** Start Excerpted data **

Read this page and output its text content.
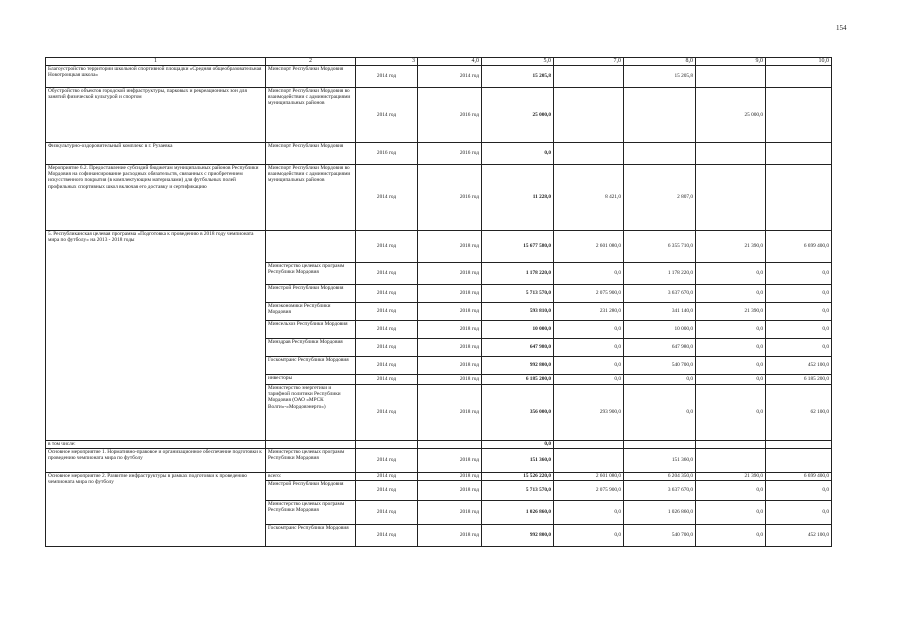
154
1	2	3	4,0	5,0	7,0	8,0	9,0	10,0
Благоустройство территории школьной спортивной площадки «Средняя общеобразовательная Новотроицкая школа»	Минспорт Республики Мордовия	2014 год	2014 год	15 205,8		15 205,8		
Обустройство объектов городской инфраструктуры, парковых и рекреационных зон для занятий физической культурой и спортом	Минспорт Республики Мордовия во взаимодействии с администрациями муниципальных районов	2014 год	2016 год	25 000,0			25 000,0	
Физкультурно-оздоровительный комплекс в г. Рузаевка	Минспорт Республики Мордовия	2016 год	2016 год	0,0				
Мероприятие 6.2. Предоставление субсидий бюджетам муниципальных районов Республики Мордовия на софинансирование расходных обязательств, связанных с приобретением искусственного покрытия (в комплектующим материалами) для футбольных полей профильных спортивных школ включая его доставку и сертификацию	Минспорт Республики Мордовия во взаимодействии с администрациями муниципальных районов	2014 год	2016 год	11 228,0	8 421,0	2 807,0		
5. Республиканская целевая программа «Подготовка к проведению в 2018 году чемпионата мира по футболу» на 2013 - 2018 годы		2014 год	2018 год	15 677 580,0	2 601 080,0	6 355 710,0	21 390,0	6 699 400,0
	Министерство целевых программ Республики Мордовия	2014 год	2018 год	1 178 220,0	0,0	1 178 220,0	0,0	0,0
	Минстрой Республики Мордовия	2014 год	2018 год	5 713 570,0	2 075 900,0	3 637 670,0	0,0	0,0
	Минэкономики Республики Мордовия	2014 год	2018 год	593 810,0	231 280,0	341 140,0	21 390,0	0,0
	Минсельхоз Республики Мордовия	2014 год	2018 год	10 000,0	0,0	10 000,0	0,0	0,0
	Минздрав Республики Мордовия	2014 год	2018 год	647 980,0	0,0	647 980,0	0,0	0,0
	Госкомтранс Республики Мордовия	2014 год	2018 год	992 800,0	0,0	540 700,0	0,0	452 100,0
	инвесторы	2014 год	2018 год	6 185 200,0	0,0	0,0	0,0	6 185 200,0
	Министерство энергетики и тарифной политики Республики Мордовия (ОАО «МРСК Волги»-«Мордовэнерго»)	2014 год	2018 год	356 000,0	293 900,0	0,0	0,0	62 100,0
в том числе:				0,0				
Основное мероприятие 1. Нормативно-правовое и организационное обеспечение подготовки к проведению чемпионата мира по футболу	Министерство целевых программ Республики Мордовия	2014 год	2018 год	151 360,0		151 360,0		
Основное мероприятие 2. Развитие инфраструктуры в рамках подготовки к проведению чемпионата мира по футболу	всего:	2014 год	2018 год	15 526 220,0	2 601 080,0	6 204 350,0	21 390,0	6 699 400,0
	Минстрой Республики Мордовия	2014 год	2018 год	5 713 570,0	2 075 900,0	3 637 670,0	0,0	0,0
	Министерство целевых программ Республики Мордовия	2014 год	2018 год	1 026 860,0	0,0	1 026 860,0	0,0	0,0
	Госкомтранс Республики Мордовия	2014 год	2018 год	992 800,0	0,0	540 700,0	0,0	452 100,0
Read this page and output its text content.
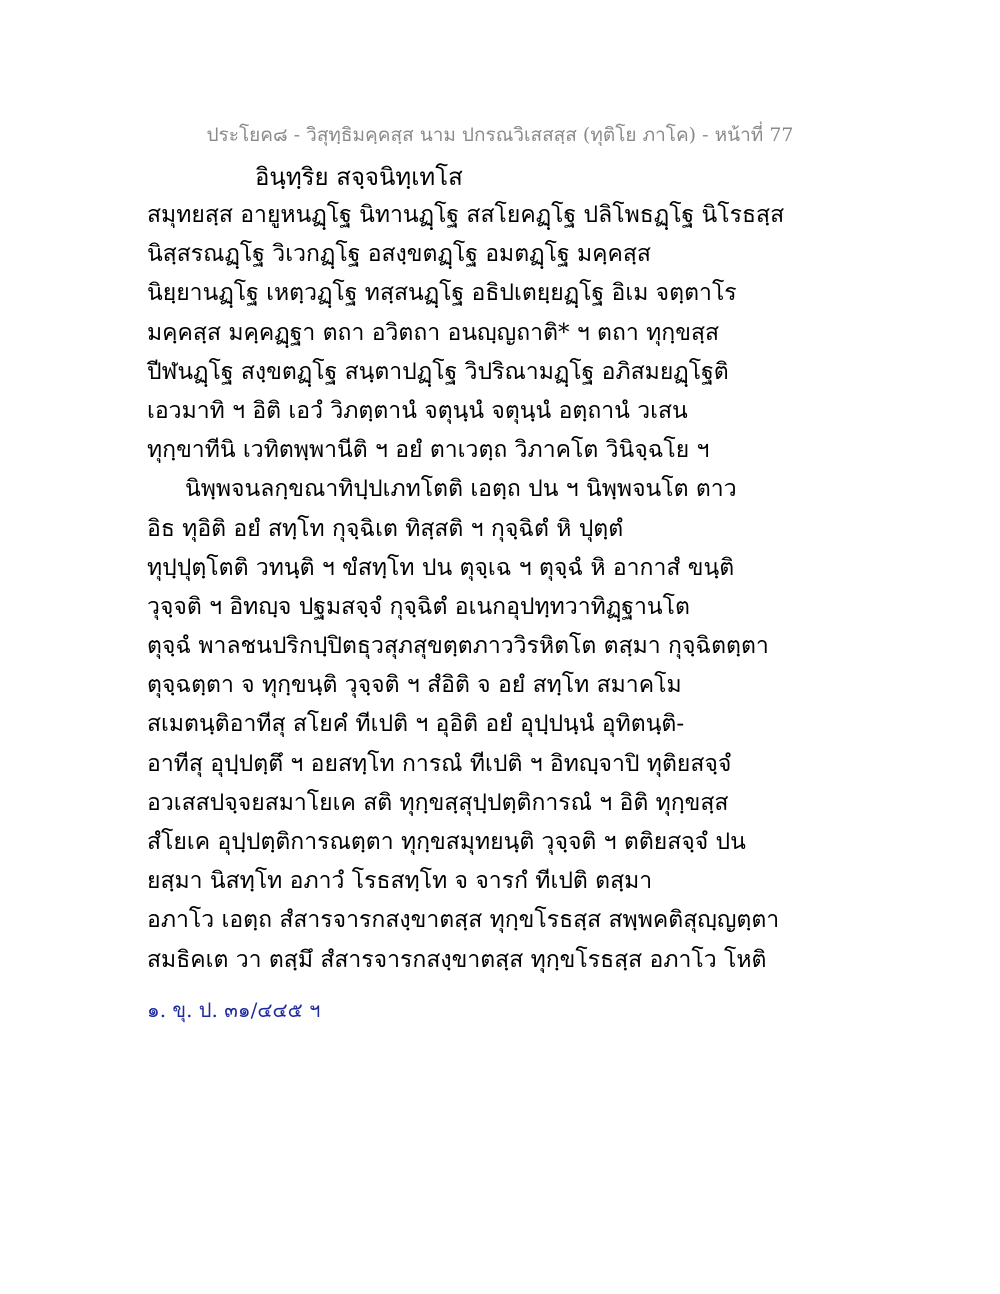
ประโยค๘ - วิสุทฺธิมคฺคสฺส นาม ปกรณวิเสสสฺส (ทุติโย ภาโค) - หน้าที่ 77
อินฺทฺริย สจฺจนิทฺเทโส
สมุทยสฺส อายูหนฏฺโฐ นิทานฏฺโฐ สสโยคฏฺโฐ ปลิโพธฏฺโฐ นิโรธสฺส
นิสฺสรณฏฺโฐ วิเวกฏฺโฐ อสงฺขตฏฺโฐ อมตฏฺโฐ มคฺคสฺส
นิยฺยานฏฺโฐ เหตฺวฏฺโฐ ทสฺสนฏฺโฐ อธิปเตยฺยฏฺโฐ อิเม จตฺตาโร
มคฺคสฺส มคฺคฏฺฐา ตถา อวิตถา อนญฺญถาติ* ฯ ตถา ทุกฺขสฺส
ปีฬนฏฺโฐ สงฺขตฏฺโฐ สนฺตาปฏฺโฐ วิปริณามฏฺโฐ อภิสมยฏฺโฐติ
เอวมาทิ ฯ อิติ เอวํ วิภตฺตานํ จตุนฺนํ จตุนฺนํ อตฺถานํ วเสน
ทุกฺขาทีนิ เวทิตพฺพานีติ ฯ อยํ ตาเวตฺถ วิภาคโต วินิจฺฉโย ฯ
นิพฺพจนลกฺขณาทิปฺปเภทโตติ เอตฺถ ปน ฯ นิพฺพจนโต ตาว
อิธ ทุอิติ อยํ สทฺโท กุจฺฉิเต ทิสฺสติ ฯ กุจฺฉิตํ หิ ปุตฺตํ
ทุปฺปุตฺโตติ วทนฺติ ฯ ขํสทฺโท ปน ตุจฺเฉ ฯ ตุจฺฉํ หิ อากาสํ ขนฺติ
วุจฺจติ ฯ อิทญฺจ ปฐมสจฺจํ กุจฺฉิตํ อเนกอุปทฺทวาทิฏฺฐานโต
ตุจฺฉํ พาลชนปริกปฺปิตธุวสุภสุขตฺตภาววิรหิตโต ตสฺมา กุจฺฉิตตฺตา
ตุจฺฉตฺตา จ ทุกฺขนฺติ วุจฺจติ ฯ สํอิติ จ อยํ สทฺโท สมาคโม
สเมตนฺติอาทีสุ สโยคํ ทีเปติ ฯ อุอิติ อยํ อุปฺปนฺนํ อุทิตนฺติ-
อาทีสุ อุปฺปตฺตึ ฯ อยสทฺโท การณํ ทีเปติ ฯ อิทญฺจาปิ ทุติยสจฺจํ
อวเสสปจฺจยสมาโยเค สติ ทุกฺขสฺสุปฺปตฺติการณํ ฯ อิติ ทุกฺขสฺส
สํโยเค อุปฺปตฺติการณตฺตา ทุกฺขสมุทยนฺติ วุจฺจติ ฯ ตติยสจฺจํ ปน
ยสฺมา นิสทฺโท อภาวํ โรธสทฺโท จ จารกํ ทีเปติ ตสฺมา
อภาโว เอตฺถ สํสารจารกสงฺขาตสฺส ทุกฺขโรธสฺส สพฺพคติสุญฺญตฺตา
สมธิคเต วา ตสฺมึ สํสารจารกสงฺขาตสฺส ทุกฺขโรธสฺส อภาโว โหติ
๑. ขุ. ป. ๓๑/๔๔๕ ฯ
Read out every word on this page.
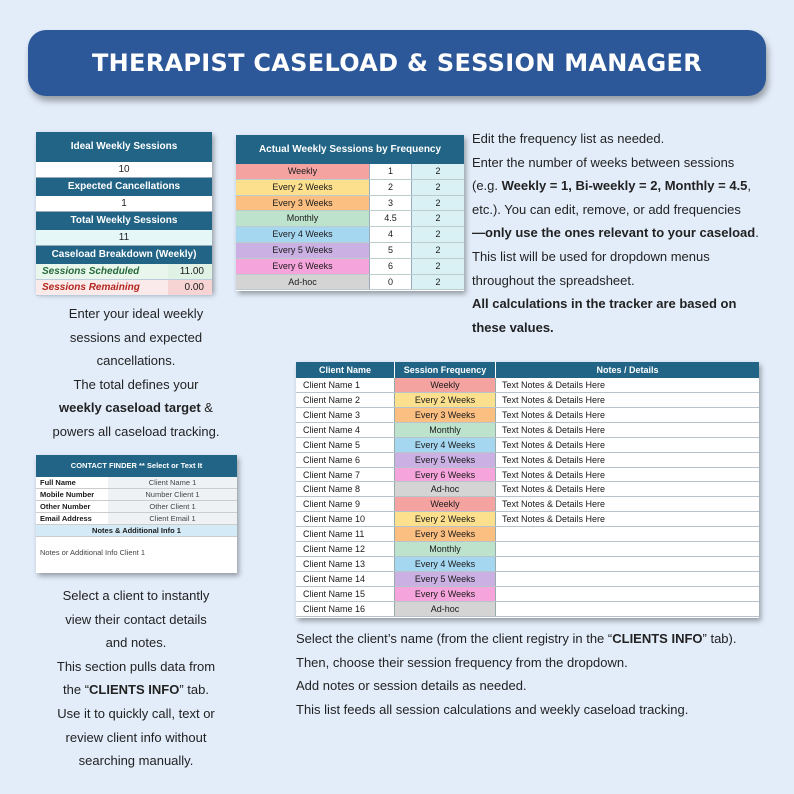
THERAPIST CASELOAD & SESSION MANAGER
Ideal Weekly Sessions
10
Expected Cancellations
1
Total Weekly Sessions
11
Caseload Breakdown (Weekly)
Sessions Scheduled	11.00
Sessions Remaining	0.00
Actual Weekly Sessions by Frequency
Weekly	1	2
Every 2 Weeks	2	2
Every 3 Weeks	3	2
Monthly	4.5	2
Every 4 Weeks	4	2
Every 5 Weeks	5	2
Every 6 Weeks	6	2
Ad-hoc	0	2
Edit the frequency list as needed.
Enter the number of weeks between sessions
(e.g. Weekly = 1, Bi-weekly = 2, Monthly = 4.5,
etc.). You can edit, remove, or add frequencies
—only use the ones relevant to your caseload.
This list will be used for dropdown menus
throughout the spreadsheet.
All calculations in the tracker are based on
these values.
Enter your ideal weekly
sessions and expected
cancellations.
The total defines your
weekly caseload target &
powers all caseload tracking.
CONTACT FINDER ** Select or Text It
Full Name	Client Name 1
Mobile Number	Number Client 1
Other Number	Other Client 1
Email Address	Client Email 1
Notes & Additional Info 1
Notes or Additional Info Client 1
Select a client to instantly
view their contact details
and notes.
This section pulls data from
the “CLIENTS INFO” tab.
Use it to quickly call, text or
review client info without
searching manually.
Client Name	Session Frequency	Notes / Details
Client Name 1	Weekly	Text Notes & Details Here
Client Name 2	Every 2 Weeks	Text Notes & Details Here
Client Name 3	Every 3 Weeks	Text Notes & Details Here
Client Name 4	Monthly	Text Notes & Details Here
Client Name 5	Every 4 Weeks	Text Notes & Details Here
Client Name 6	Every 5 Weeks	Text Notes & Details Here
Client Name 7	Every 6 Weeks	Text Notes & Details Here
Client Name 8	Ad-hoc	Text Notes & Details Here
Client Name 9	Weekly	Text Notes & Details Here
Client Name 10	Every 2 Weeks	Text Notes & Details Here
Client Name 11	Every 3 Weeks
Client Name 12	Monthly
Client Name 13	Every 4 Weeks
Client Name 14	Every 5 Weeks
Client Name 15	Every 6 Weeks
Client Name 16	Ad-hoc
Select the client’s name (from the client registry in the “CLIENTS INFO” tab).
Then, choose their session frequency from the dropdown.
Add notes or session details as needed.
This list feeds all session calculations and weekly caseload tracking.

** End Excerpted data **

Task description:
Give only the number of lines in the data that include the string "Monthly".

Correct output:
4